* YOUR INSTRUCTIONS: Collect all the lines that mention the word "生命至上".
....
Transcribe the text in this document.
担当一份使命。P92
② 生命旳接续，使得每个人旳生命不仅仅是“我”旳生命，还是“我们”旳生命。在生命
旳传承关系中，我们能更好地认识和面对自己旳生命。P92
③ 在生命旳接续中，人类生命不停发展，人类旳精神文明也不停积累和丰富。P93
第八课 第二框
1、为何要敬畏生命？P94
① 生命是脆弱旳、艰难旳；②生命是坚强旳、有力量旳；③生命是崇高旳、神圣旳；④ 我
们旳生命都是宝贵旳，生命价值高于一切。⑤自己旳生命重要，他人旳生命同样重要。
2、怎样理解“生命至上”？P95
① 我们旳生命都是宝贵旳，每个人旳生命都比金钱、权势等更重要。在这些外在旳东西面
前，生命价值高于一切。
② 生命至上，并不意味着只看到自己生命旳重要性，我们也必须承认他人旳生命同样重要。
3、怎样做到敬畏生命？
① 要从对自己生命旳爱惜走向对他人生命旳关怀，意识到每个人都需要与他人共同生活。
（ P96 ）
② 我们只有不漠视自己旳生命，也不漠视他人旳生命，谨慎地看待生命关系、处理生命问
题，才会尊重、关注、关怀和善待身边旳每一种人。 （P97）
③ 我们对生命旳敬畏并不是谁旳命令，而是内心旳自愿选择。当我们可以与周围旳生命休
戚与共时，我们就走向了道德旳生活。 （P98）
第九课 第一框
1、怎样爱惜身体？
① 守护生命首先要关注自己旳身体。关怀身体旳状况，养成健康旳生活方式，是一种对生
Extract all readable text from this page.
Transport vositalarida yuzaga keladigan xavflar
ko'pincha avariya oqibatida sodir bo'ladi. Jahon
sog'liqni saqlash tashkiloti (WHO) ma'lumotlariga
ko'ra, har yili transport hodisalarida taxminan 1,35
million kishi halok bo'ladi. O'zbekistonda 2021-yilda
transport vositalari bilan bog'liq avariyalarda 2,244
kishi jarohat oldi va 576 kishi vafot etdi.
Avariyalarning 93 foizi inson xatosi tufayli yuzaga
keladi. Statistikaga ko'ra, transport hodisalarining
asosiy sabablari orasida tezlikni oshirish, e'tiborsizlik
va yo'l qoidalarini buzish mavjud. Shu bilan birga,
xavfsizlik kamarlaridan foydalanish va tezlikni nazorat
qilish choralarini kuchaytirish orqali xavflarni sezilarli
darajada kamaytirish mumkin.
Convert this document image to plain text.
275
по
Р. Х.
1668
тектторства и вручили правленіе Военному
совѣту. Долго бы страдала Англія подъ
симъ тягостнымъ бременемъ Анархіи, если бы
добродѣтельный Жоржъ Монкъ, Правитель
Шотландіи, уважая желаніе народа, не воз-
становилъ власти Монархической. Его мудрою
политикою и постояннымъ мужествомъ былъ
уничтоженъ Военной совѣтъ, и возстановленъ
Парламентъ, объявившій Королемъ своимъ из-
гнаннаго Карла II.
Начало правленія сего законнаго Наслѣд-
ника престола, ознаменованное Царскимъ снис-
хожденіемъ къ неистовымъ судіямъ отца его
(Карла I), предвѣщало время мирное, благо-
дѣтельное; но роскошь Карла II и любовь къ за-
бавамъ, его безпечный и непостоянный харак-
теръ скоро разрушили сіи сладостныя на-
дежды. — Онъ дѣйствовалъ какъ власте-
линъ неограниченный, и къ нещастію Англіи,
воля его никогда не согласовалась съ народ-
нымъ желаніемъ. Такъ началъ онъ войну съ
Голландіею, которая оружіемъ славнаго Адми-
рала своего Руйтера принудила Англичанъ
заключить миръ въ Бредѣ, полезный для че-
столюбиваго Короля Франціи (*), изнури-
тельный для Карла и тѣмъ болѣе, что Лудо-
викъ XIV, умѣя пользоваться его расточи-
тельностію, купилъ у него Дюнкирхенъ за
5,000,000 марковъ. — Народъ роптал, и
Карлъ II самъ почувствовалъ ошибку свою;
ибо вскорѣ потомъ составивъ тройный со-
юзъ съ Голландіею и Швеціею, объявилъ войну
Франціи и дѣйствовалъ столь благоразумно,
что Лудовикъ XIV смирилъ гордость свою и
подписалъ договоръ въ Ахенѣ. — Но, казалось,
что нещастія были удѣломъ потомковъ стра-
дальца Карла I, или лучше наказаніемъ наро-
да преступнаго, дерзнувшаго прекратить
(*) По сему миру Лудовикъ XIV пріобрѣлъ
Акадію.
....
* RESPONSE TO THE TASK:
2、怎样理解“生命至上”？P95
② 生命至上，并不意味着只看到自己生命旳重要性，我们也必须承认他人旳生命同样重要。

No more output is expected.